> _TASK_
Each line containing the word "Ball" must be reported.
* start LISTED RECORDS *
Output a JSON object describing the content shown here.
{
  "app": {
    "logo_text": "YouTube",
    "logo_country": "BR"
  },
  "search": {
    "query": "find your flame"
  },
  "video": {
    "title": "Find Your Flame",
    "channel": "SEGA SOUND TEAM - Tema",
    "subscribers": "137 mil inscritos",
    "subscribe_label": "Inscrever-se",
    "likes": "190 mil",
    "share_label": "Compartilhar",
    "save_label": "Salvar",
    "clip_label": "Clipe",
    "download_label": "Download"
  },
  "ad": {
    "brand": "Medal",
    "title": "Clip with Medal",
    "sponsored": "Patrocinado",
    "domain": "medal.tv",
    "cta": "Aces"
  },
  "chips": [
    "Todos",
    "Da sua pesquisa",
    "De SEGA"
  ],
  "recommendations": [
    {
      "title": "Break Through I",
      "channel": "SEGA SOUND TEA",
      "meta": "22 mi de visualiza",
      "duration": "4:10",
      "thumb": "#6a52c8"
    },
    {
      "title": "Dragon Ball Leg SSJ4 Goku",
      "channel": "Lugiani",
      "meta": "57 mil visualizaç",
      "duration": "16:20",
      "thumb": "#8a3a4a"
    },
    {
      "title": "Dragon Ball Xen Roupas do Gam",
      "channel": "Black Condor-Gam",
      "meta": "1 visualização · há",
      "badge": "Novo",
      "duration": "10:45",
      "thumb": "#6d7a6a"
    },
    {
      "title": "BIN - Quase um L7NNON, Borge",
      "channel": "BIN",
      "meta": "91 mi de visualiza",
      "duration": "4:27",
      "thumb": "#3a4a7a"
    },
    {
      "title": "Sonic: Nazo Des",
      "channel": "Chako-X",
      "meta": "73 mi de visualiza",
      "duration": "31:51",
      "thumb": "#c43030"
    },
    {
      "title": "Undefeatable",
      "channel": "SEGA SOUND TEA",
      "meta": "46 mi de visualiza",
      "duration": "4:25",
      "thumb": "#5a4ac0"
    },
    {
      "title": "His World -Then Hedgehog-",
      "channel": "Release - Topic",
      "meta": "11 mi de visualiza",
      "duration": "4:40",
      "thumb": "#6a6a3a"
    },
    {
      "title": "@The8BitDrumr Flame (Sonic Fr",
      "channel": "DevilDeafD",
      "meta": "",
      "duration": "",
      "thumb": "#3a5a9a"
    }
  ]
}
* end LISTED RECORDS *
> _RESPONSE BELOW_
      "title": "Dragon Ball Leg SSJ4 Goku",
      "title": "Dragon Ball Xen Roupas do Gam",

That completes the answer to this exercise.